◆ Problem requirements: Copy every line of the records below where the word "Uygulama" occurs.

[start Exercise inputs]

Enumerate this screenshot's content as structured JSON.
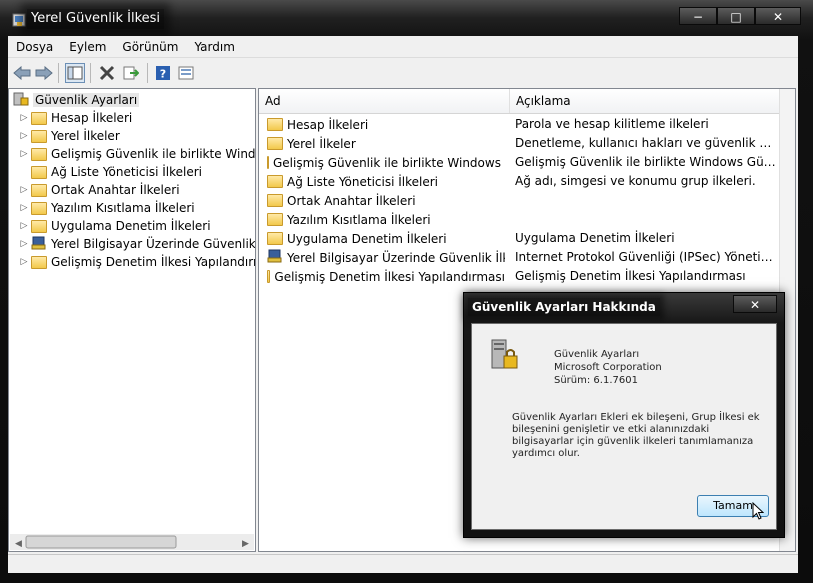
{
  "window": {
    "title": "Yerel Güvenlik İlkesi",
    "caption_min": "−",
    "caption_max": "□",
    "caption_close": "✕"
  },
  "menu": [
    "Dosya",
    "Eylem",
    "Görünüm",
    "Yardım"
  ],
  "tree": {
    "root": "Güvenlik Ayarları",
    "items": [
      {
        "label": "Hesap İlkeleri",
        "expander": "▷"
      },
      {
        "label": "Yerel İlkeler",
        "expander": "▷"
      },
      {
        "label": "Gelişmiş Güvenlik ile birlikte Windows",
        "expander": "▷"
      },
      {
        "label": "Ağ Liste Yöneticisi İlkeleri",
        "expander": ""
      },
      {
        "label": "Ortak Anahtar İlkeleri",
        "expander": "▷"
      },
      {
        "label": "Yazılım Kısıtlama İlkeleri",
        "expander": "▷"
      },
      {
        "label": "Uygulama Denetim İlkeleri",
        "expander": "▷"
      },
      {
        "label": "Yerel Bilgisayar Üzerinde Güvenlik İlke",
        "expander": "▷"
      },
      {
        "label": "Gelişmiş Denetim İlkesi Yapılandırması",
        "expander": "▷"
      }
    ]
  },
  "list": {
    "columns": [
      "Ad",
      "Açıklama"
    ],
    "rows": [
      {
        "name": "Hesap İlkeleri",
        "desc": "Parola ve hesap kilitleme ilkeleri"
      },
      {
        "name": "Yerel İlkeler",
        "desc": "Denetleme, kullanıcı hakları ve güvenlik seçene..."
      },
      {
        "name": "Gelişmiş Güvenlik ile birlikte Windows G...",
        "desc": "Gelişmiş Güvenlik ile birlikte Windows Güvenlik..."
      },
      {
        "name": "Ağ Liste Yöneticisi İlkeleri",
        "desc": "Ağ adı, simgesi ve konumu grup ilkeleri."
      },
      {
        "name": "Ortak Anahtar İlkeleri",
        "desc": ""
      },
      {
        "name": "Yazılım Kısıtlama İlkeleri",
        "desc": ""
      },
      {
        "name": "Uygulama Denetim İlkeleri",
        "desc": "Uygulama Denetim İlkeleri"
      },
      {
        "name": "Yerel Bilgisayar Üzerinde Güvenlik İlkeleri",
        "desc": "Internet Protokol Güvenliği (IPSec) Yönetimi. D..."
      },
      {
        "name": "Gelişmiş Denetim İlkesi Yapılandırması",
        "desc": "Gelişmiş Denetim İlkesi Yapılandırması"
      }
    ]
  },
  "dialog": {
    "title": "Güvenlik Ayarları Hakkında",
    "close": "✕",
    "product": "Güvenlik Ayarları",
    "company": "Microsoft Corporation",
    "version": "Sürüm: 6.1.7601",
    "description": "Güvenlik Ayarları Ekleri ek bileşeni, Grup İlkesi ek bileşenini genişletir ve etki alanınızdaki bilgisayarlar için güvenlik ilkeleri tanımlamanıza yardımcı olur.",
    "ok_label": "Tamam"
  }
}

[end Exercise inputs]

◆ Answer to this problem:
        "label": "Uygulama Denetim İlkeleri",
        "name": "Uygulama Denetim İlkeleri",
        "desc": "Uygulama Denetim İlkeleri"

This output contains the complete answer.